REQUIRED WORK: Reproduce the records exactly.

INFORMATION SUPPLIED:
....

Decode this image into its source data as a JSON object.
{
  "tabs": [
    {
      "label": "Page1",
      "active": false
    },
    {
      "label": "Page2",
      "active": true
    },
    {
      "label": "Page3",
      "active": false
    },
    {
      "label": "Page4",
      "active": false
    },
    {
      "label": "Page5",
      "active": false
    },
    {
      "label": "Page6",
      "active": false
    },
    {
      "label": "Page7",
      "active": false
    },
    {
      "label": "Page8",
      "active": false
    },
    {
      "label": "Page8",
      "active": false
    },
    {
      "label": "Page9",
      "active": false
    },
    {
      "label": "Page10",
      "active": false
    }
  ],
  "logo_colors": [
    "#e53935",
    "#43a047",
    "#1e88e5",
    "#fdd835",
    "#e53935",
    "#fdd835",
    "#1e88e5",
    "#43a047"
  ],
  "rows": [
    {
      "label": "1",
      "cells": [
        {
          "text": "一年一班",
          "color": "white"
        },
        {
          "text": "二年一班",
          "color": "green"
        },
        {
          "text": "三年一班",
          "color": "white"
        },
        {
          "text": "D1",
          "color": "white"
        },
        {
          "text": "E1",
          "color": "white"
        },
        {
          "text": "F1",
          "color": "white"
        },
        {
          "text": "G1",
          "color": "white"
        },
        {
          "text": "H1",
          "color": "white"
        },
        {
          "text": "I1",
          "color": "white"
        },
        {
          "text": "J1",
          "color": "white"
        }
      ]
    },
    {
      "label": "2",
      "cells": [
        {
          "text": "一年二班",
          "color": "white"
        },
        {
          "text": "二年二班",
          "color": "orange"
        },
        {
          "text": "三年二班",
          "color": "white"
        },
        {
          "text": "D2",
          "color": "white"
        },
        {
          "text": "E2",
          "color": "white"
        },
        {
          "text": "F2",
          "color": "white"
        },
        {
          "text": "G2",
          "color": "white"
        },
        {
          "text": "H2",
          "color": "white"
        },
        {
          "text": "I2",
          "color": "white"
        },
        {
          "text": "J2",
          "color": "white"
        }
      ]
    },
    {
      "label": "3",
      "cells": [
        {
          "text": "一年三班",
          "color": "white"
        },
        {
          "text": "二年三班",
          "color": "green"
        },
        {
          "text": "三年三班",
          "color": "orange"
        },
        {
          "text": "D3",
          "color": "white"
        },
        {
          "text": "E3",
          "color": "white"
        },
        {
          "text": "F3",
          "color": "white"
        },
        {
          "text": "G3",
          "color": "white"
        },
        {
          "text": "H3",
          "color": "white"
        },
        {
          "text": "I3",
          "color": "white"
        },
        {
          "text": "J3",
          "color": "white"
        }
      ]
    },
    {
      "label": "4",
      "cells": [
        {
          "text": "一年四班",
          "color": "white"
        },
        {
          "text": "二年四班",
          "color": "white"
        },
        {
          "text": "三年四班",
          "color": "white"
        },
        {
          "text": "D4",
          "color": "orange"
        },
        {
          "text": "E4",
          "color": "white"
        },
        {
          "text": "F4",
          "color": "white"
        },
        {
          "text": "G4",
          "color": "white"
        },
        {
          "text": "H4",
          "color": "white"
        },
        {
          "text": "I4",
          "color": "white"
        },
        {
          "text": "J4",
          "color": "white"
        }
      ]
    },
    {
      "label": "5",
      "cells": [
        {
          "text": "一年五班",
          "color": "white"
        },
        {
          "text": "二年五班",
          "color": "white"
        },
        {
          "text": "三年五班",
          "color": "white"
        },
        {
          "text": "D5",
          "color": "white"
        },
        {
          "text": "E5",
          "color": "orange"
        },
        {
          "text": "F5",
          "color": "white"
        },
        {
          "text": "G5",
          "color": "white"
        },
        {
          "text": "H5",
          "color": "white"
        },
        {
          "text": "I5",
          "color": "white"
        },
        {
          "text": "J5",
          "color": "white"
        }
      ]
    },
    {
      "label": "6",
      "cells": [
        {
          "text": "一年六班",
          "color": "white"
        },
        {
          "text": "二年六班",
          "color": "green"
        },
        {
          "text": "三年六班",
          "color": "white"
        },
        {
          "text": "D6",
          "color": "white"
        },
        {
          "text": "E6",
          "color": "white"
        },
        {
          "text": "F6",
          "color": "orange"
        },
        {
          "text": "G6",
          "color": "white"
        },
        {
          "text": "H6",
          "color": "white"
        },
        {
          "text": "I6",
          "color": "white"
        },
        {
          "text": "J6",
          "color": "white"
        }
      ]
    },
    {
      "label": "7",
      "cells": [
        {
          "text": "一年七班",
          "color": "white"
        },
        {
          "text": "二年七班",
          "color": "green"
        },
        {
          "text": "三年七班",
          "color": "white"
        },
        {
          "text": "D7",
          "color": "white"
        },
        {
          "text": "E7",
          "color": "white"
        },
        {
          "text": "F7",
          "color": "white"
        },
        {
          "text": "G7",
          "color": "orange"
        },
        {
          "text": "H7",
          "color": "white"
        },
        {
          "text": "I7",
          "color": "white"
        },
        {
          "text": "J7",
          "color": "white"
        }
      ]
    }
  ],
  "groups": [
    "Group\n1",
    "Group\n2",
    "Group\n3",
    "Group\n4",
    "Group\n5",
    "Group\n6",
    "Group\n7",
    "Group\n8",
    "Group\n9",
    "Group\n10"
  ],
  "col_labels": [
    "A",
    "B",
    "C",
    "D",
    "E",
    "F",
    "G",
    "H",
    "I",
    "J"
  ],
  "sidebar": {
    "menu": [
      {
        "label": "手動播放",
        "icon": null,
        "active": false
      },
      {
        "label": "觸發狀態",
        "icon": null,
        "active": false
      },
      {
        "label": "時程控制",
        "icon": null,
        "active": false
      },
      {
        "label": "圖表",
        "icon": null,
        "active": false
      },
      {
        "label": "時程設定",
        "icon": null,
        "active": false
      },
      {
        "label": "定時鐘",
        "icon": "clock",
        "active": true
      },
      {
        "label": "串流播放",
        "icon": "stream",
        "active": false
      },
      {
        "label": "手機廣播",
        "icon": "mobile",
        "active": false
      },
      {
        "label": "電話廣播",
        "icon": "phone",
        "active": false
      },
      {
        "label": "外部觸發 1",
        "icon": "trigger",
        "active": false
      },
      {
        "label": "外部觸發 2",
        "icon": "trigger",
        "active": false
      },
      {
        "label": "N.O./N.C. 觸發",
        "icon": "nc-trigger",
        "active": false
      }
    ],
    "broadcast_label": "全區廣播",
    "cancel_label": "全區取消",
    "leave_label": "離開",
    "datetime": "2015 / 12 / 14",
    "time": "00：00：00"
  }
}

....

SOLUTION BELOW:
Decode this image into its source data as a JSON object.
{
  "tabs": [
    {
      "label": "Page1",
      "active": false
    },
    {
      "label": "Page2",
      "active": true
    },
    {
      "label": "Page3",
      "active": false
    },
    {
      "label": "Page4",
      "active": false
    },
    {
      "label": "Page5",
      "active": false
    },
    {
      "label": "Page6",
      "active": false
    },
    {
      "label": "Page7",
      "active": false
    },
    {
      "label": "Page8",
      "active": false
    },
    {
      "label": "Page8",
      "active": false
    },
    {
      "label": "Page9",
      "active": false
    },
    {
      "label": "Page10",
      "active": false
    }
  ],
  "logo_colors": [
    "#e53935",
    "#43a047",
    "#1e88e5",
    "#fdd835",
    "#e53935",
    "#fdd835",
    "#1e88e5",
    "#43a047"
  ],
  "rows": [
    {
      "label": "1",
      "cells": [
        {
          "text": "一年一班",
          "color": "white"
        },
        {
          "text": "二年一班",
          "color": "green"
        },
        {
          "text": "三年一班",
          "color": "white"
        },
        {
          "text": "D1",
          "color": "white"
        },
        {
          "text": "E1",
          "color": "white"
        },
        {
          "text": "F1",
          "color": "white"
        },
        {
          "text": "G1",
          "color": "white"
        },
        {
          "text": "H1",
          "color": "white"
        },
        {
          "text": "I1",
          "color": "white"
        },
        {
          "text": "J1",
          "color": "white"
        }
      ]
    },
    {
      "label": "2",
      "cells": [
        {
          "text": "一年二班",
          "color": "white"
        },
        {
          "text": "二年二班",
          "color": "orange"
        },
        {
          "text": "三年二班",
          "color": "white"
        },
        {
          "text": "D2",
          "color": "white"
        },
        {
          "text": "E2",
          "color": "white"
        },
        {
          "text": "F2",
          "color": "white"
        },
        {
          "text": "G2",
          "color": "white"
        },
        {
          "text": "H2",
          "color": "white"
        },
        {
          "text": "I2",
          "color": "white"
        },
        {
          "text": "J2",
          "color": "white"
        }
      ]
    },
    {
      "label": "3",
      "cells": [
        {
          "text": "一年三班",
          "color": "white"
        },
        {
          "text": "二年三班",
          "color": "green"
        },
        {
          "text": "三年三班",
          "color": "orange"
        },
        {
          "text": "D3",
          "color": "white"
        },
        {
          "text": "E3",
          "color": "white"
        },
        {
          "text": "F3",
          "color": "white"
        },
        {
          "text": "G3",
          "color": "white"
        },
        {
          "text": "H3",
          "color": "white"
        },
        {
          "text": "I3",
          "color": "white"
        },
        {
          "text": "J3",
          "color": "white"
        }
      ]
    },
    {
      "label": "4",
      "cells": [
        {
          "text": "一年四班",
          "color": "white"
        },
        {
          "text": "二年四班",
          "color": "white"
        },
        {
          "text": "三年四班",
          "color": "white"
        },
        {
          "text": "D4",
          "color": "orange"
        },
        {
          "text": "E4",
          "color": "white"
        },
        {
          "text": "F4",
          "color": "white"
        },
        {
          "text": "G4",
          "color": "white"
        },
        {
          "text": "H4",
          "color": "white"
        },
        {
          "text": "I4",
          "color": "white"
        },
        {
          "text": "J4",
          "color": "white"
        }
      ]
    },
    {
      "label": "5",
      "cells": [
        {
          "text": "一年五班",
          "color": "white"
        },
        {
          "text": "二年五班",
          "color": "white"
        },
        {
          "text": "三年五班",
          "color": "white"
        },
        {
          "text": "D5",
          "color": "white"
        },
        {
          "text": "E5",
          "color": "orange"
        },
        {
          "text": "F5",
          "color": "white"
        },
        {
          "text": "G5",
          "color": "white"
        },
        {
          "text": "H5",
          "color": "white"
        },
        {
          "text": "I5",
          "color": "white"
        },
        {
          "text": "J5",
          "color": "white"
        }
      ]
    },
    {
      "label": "6",
      "cells": [
        {
          "text": "一年六班",
          "color": "white"
        },
        {
          "text": "二年六班",
          "color": "green"
        },
        {
          "text": "三年六班",
          "color": "white"
        },
        {
          "text": "D6",
          "color": "white"
        },
        {
          "text": "E6",
          "color": "white"
        },
        {
          "text": "F6",
          "color": "orange"
        },
        {
          "text": "G6",
          "color": "white"
        },
        {
          "text": "H6",
          "color": "white"
        },
        {
          "text": "I6",
          "color": "white"
        },
        {
          "text": "J6",
          "color": "white"
        }
      ]
    },
    {
      "label": "7",
      "cells": [
        {
          "text": "一年七班",
          "color": "white"
        },
        {
          "text": "二年七班",
          "color": "green"
        },
        {
          "text": "三年七班",
          "color": "white"
        },
        {
          "text": "D7",
          "color": "white"
        },
        {
          "text": "E7",
          "color": "white"
        },
        {
          "text": "F7",
          "color": "white"
        },
        {
          "text": "G7",
          "color": "orange"
        },
        {
          "text": "H7",
          "color": "white"
        },
        {
          "text": "I7",
          "color": "white"
        },
        {
          "text": "J7",
          "color": "white"
        }
      ]
    }
  ],
  "groups": [
    "Group\n1",
    "Group\n2",
    "Group\n3",
    "Group\n4",
    "Group\n5",
    "Group\n6",
    "Group\n7",
    "Group\n8",
    "Group\n9",
    "Group\n10"
  ],
  "col_labels": [
    "A",
    "B",
    "C",
    "D",
    "E",
    "F",
    "G",
    "H",
    "I",
    "J"
  ],
  "sidebar": {
    "menu": [
      {
        "label": "手動播放",
        "icon": null,
        "active": false
      },
      {
        "label": "觸發狀態",
        "icon": null,
        "active": false
      },
      {
        "label": "時程控制",
        "icon": null,
        "active": false
      },
      {
        "label": "圖表",
        "icon": null,
        "active": false
      },
      {
        "label": "時程設定",
        "icon": null,
        "active": false
      },
      {
        "label": "定時鐘",
        "icon": "clock",
        "active": true
      },
      {
        "label": "串流播放",
        "icon": "stream",
        "active": false
      },
      {
        "label": "手機廣播",
        "icon": "mobile",
        "active": false
      },
      {
        "label": "電話廣播",
        "icon": "phone",
        "active": false
      },
      {
        "label": "外部觸發 1",
        "icon": "trigger",
        "active": false
      },
      {
        "label": "外部觸發 2",
        "icon": "trigger",
        "active": false
      },
      {
        "label": "N.O./N.C. 觸發",
        "icon": "nc-trigger",
        "active": false
      }
    ],
    "broadcast_label": "全區廣播",
    "cancel_label": "全區取消",
    "leave_label": "離開",
    "datetime": "2015 / 12 / 14",
    "time": "00：00：00"
  }
}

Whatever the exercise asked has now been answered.